• _PROBLEM_:
Using the data below, copy every line that contains the word "name".

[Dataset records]
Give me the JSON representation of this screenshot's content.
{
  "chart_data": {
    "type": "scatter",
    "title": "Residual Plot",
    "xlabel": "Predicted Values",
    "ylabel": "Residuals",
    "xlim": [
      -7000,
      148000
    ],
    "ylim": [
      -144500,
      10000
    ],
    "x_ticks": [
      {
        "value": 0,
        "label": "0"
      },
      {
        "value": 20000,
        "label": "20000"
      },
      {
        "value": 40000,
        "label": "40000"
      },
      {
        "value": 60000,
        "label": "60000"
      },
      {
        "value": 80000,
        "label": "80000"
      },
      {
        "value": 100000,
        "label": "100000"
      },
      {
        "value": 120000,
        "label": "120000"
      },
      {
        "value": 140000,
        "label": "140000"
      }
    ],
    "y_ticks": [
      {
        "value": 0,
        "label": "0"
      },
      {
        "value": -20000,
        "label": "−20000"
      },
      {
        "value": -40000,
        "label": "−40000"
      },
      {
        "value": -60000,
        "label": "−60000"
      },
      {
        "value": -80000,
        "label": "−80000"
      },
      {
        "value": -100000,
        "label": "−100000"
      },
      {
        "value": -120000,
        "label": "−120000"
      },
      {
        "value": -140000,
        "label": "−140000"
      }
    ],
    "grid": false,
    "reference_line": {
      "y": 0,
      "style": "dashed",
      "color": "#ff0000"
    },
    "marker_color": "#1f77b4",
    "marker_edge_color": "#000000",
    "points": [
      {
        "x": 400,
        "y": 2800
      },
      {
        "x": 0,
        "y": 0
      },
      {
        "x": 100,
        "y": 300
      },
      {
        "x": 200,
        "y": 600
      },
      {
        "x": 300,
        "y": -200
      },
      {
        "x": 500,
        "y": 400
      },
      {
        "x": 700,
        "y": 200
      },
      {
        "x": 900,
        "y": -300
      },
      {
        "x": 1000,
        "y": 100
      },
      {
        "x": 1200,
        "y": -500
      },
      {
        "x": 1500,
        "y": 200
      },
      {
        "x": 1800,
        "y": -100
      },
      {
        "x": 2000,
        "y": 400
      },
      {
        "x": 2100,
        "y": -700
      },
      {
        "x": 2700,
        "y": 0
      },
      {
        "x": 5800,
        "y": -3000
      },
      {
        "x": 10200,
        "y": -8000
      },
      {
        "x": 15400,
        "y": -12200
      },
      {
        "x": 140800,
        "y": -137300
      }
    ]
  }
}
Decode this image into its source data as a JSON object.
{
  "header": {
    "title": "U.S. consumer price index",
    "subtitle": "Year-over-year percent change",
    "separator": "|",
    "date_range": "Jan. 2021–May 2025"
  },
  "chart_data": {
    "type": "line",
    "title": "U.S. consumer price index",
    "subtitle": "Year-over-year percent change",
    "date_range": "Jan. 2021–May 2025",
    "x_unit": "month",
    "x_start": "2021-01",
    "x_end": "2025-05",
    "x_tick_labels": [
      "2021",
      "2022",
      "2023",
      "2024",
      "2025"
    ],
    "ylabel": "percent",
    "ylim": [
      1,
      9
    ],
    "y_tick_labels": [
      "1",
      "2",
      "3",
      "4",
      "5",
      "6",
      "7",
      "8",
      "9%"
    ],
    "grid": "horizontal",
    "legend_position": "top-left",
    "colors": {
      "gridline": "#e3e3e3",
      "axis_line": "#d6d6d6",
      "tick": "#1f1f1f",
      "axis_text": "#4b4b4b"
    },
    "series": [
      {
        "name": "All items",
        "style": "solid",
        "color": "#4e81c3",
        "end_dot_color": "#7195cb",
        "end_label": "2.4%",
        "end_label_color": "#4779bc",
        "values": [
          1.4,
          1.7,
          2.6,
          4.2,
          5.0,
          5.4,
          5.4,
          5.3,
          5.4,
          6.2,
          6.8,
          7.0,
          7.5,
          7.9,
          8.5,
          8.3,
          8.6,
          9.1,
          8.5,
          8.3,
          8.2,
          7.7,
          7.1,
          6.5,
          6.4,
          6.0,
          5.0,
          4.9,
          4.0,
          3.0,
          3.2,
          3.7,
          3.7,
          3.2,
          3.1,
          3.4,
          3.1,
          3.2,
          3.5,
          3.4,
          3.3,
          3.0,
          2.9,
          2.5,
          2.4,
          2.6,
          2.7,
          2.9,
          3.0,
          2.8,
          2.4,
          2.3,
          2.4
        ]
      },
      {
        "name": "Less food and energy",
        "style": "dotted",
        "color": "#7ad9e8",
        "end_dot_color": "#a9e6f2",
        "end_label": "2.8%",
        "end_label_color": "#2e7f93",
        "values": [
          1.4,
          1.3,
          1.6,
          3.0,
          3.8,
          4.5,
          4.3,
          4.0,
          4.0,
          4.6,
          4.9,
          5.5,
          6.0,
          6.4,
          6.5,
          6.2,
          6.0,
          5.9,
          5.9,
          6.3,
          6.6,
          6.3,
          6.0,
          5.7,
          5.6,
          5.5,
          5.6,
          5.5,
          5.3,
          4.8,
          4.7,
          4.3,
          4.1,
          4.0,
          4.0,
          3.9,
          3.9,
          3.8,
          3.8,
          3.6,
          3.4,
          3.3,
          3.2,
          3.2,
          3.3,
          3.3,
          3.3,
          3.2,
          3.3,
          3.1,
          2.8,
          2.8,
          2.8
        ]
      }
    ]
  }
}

• _RESPONSE FOR THIS EXERCISE_:
        "name": "All items",
        "name": "Less food and energy",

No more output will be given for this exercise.